* **Task**:
Transcribe the whole listing below without changing a word, but leave out every image.

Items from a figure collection

========================================

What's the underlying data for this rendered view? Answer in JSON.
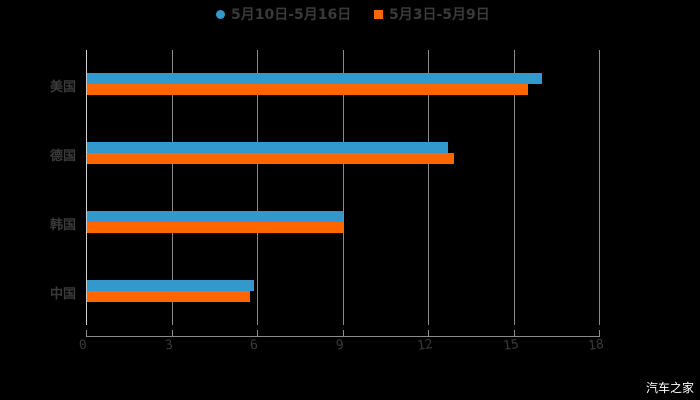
{
  "chart_data": {
    "type": "bar",
    "orientation": "horizontal",
    "title": "",
    "categories": [
      "美国",
      "德国",
      "韩国",
      "中国"
    ],
    "series": [
      {
        "name": "5月10日-5月16日",
        "color": "#3399cc",
        "values": [
          16.0,
          12.7,
          9.0,
          5.9
        ]
      },
      {
        "name": "5月3日-5月9日",
        "color": "#ff6600",
        "values": [
          15.5,
          12.9,
          9.0,
          5.75
        ]
      }
    ],
    "xlabel": "",
    "ylabel": "",
    "xlim": [
      0,
      18
    ],
    "xticks": [
      "0",
      "3",
      "6",
      "9",
      "12",
      "15",
      "18"
    ],
    "grid": true,
    "legend_position": "top"
  },
  "legend": {
    "items": [
      {
        "label": "5月10日-5月16日",
        "color": "#3399cc",
        "shape": "circle"
      },
      {
        "label": "5月3日-5月9日",
        "color": "#ff6600",
        "shape": "square"
      }
    ]
  },
  "watermark": "汽车之家"
}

========================================

* **Task output**:
What's the underlying data for this rendered view? Answer in JSON.
{
  "chart_data": {
    "type": "bar",
    "orientation": "horizontal",
    "title": "",
    "categories": [
      "美国",
      "德国",
      "韩国",
      "中国"
    ],
    "series": [
      {
        "name": "5月10日-5月16日",
        "color": "#3399cc",
        "values": [
          16.0,
          12.7,
          9.0,
          5.9
        ]
      },
      {
        "name": "5月3日-5月9日",
        "color": "#ff6600",
        "values": [
          15.5,
          12.9,
          9.0,
          5.75
        ]
      }
    ],
    "xlabel": "",
    "ylabel": "",
    "xlim": [
      0,
      18
    ],
    "xticks": [
      "0",
      "3",
      "6",
      "9",
      "12",
      "15",
      "18"
    ],
    "grid": true,
    "legend_position": "top"
  },
  "legend": {
    "items": [
      {
        "label": "5月10日-5月16日",
        "color": "#3399cc",
        "shape": "circle"
      },
      {
        "label": "5月3日-5月9日",
        "color": "#ff6600",
        "shape": "square"
      }
    ]
  },
  "watermark": "汽车之家"
}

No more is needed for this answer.